- [What to produce]:
Write every record out again exactly as given.

- [Input data]:
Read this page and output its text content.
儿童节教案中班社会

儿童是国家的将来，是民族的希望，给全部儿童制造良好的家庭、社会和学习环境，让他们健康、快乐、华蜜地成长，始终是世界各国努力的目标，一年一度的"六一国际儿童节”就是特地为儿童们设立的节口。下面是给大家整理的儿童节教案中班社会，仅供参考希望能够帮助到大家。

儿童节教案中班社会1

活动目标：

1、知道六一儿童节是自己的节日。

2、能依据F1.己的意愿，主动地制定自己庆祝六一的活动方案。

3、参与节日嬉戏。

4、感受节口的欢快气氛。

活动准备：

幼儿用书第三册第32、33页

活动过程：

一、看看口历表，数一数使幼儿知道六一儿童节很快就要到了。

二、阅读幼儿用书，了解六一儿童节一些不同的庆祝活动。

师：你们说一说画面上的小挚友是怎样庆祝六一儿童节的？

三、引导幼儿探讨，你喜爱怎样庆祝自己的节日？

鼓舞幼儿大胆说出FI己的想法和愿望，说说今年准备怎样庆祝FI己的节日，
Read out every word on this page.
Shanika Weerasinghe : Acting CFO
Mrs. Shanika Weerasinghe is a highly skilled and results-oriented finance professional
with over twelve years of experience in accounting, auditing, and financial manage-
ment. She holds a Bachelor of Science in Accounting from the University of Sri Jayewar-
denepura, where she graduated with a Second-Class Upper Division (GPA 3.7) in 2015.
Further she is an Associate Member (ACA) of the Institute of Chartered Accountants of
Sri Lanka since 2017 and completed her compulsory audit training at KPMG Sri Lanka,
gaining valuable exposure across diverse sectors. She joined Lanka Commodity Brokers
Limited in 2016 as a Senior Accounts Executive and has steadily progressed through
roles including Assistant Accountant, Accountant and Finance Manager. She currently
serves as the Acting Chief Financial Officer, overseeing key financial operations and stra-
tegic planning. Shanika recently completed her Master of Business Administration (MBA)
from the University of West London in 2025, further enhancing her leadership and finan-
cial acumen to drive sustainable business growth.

- [Solution to this task]:
Read this page and output its text content.
儿童节教案中班社会

儿童是国家的将来，是民族的希望，给全部儿童制造良好的家庭、社会和学习环境，让他们健康、快乐、华蜜地成长，始终是世界各国努力的目标，一年一度的"六一国际儿童节”就是特地为儿童们设立的节口。下面是给大家整理的儿童节教案中班社会，仅供参考希望能够帮助到大家。

儿童节教案中班社会1

活动目标：

1、知道六一儿童节是自己的节日。

2、能依据F1.己的意愿，主动地制定自己庆祝六一的活动方案。

3、参与节日嬉戏。

4、感受节口的欢快气氛。

活动准备：

幼儿用书第三册第32、33页

活动过程：

一、看看口历表，数一数使幼儿知道六一儿童节很快就要到了。

二、阅读幼儿用书，了解六一儿童节一些不同的庆祝活动。

师：你们说一说画面上的小挚友是怎样庆祝六一儿童节的？

三、引导幼儿探讨，你喜爱怎样庆祝自己的节日？

鼓舞幼儿大胆说出FI己的想法和愿望，说说今年准备怎样庆祝FI己的节日，
Read out every word on this page.
Shanika Weerasinghe : Acting CFO
Mrs. Shanika Weerasinghe is a highly skilled and results-oriented finance professional
with over twelve years of experience in accounting, auditing, and financial manage-
ment. She holds a Bachelor of Science in Accounting from the University of Sri Jayewar-
denepura, where she graduated with a Second-Class Upper Division (GPA 3.7) in 2015.
Further she is an Associate Member (ACA) of the Institute of Chartered Accountants of
Sri Lanka since 2017 and completed her compulsory audit training at KPMG Sri Lanka,
gaining valuable exposure across diverse sectors. She joined Lanka Commodity Brokers
Limited in 2016 as a Senior Accounts Executive and has steadily progressed through
roles including Assistant Accountant, Accountant and Finance Manager. She currently
serves as the Acting Chief Financial Officer, overseeing key financial operations and stra-
tegic planning. Shanika recently completed her Master of Business Administration (MBA)
from the University of West London in 2025, further enhancing her leadership and finan-
cial acumen to drive sustainable business growth.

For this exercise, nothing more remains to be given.